TASK TO CARRY OUT: Scan each line of the records for the word "Protected" and extract the ones that have it.

RECORDS SHOWN:
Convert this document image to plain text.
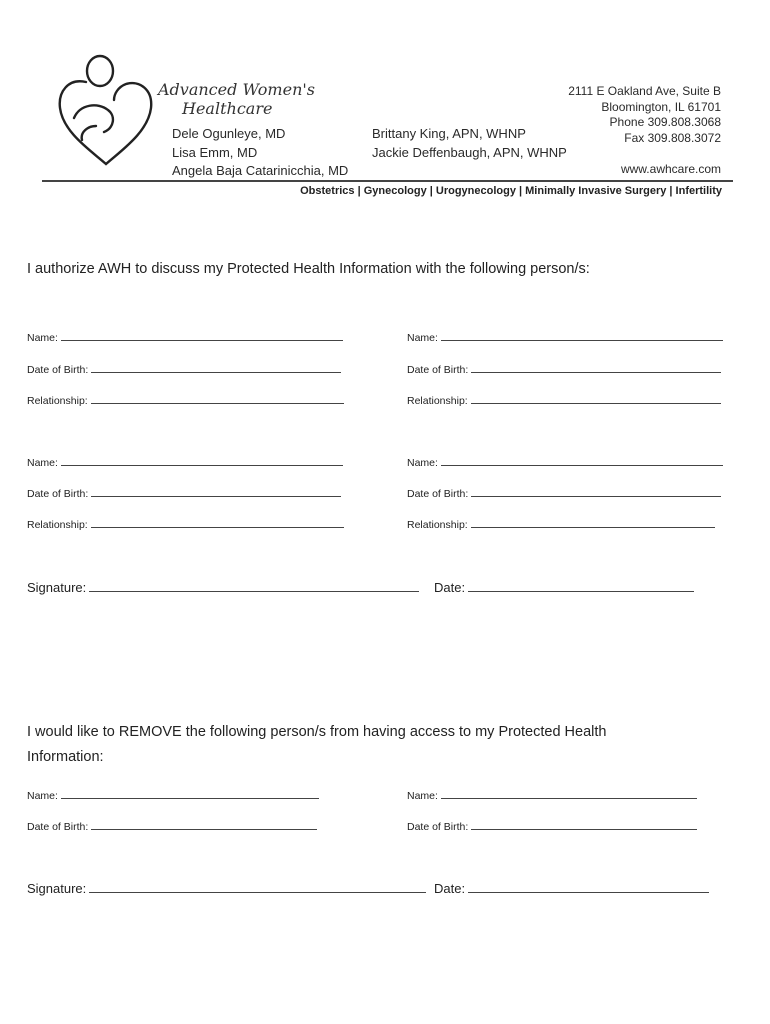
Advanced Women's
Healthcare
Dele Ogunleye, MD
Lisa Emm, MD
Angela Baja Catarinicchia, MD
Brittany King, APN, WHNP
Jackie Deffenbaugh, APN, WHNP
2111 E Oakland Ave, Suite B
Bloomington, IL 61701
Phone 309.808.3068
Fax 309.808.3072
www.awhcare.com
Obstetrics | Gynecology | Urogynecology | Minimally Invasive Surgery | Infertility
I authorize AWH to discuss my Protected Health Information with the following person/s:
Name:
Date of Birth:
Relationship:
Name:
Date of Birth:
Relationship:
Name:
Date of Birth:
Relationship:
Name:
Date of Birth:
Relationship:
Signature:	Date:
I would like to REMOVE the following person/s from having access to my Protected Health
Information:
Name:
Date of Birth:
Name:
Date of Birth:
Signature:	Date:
--
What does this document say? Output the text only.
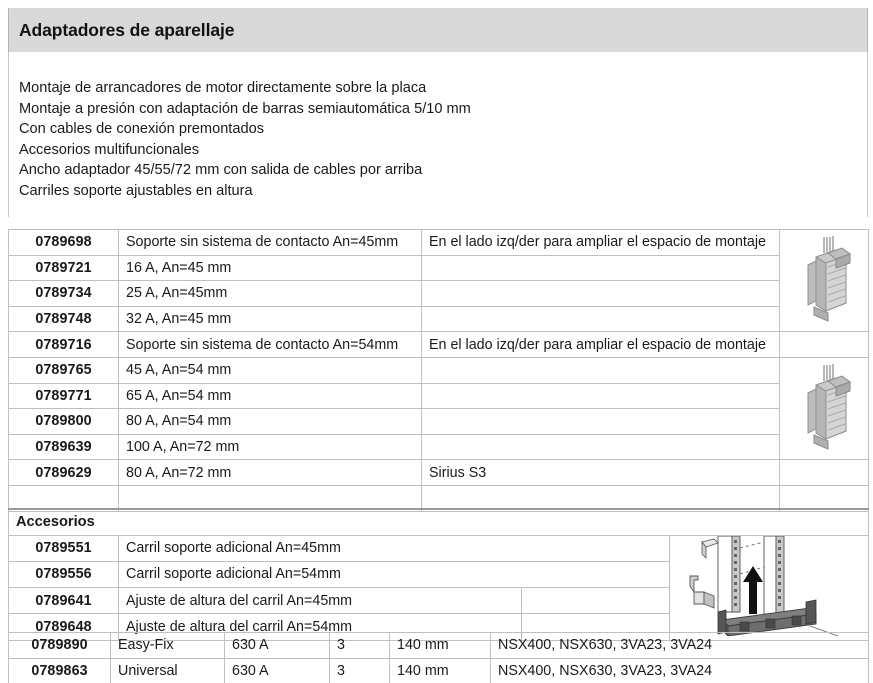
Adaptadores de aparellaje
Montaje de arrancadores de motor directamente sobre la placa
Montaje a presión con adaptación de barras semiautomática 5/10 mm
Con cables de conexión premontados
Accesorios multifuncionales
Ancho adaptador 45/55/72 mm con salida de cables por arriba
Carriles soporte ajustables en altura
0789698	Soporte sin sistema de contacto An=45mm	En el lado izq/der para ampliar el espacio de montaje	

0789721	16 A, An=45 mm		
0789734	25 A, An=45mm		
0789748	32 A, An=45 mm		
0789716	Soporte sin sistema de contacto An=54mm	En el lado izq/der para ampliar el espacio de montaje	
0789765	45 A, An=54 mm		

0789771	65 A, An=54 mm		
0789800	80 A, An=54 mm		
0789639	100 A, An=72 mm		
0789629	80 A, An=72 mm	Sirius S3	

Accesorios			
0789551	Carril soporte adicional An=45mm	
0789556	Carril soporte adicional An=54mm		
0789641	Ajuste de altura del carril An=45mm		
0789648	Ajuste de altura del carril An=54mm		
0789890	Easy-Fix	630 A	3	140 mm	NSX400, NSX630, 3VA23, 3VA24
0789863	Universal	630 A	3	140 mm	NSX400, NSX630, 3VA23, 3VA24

FULL ANSWER:
I authorize AWH to discuss my Protected Health Information with the following person/s:
I would like to REMOVE the following person/s from having access to my Protected Health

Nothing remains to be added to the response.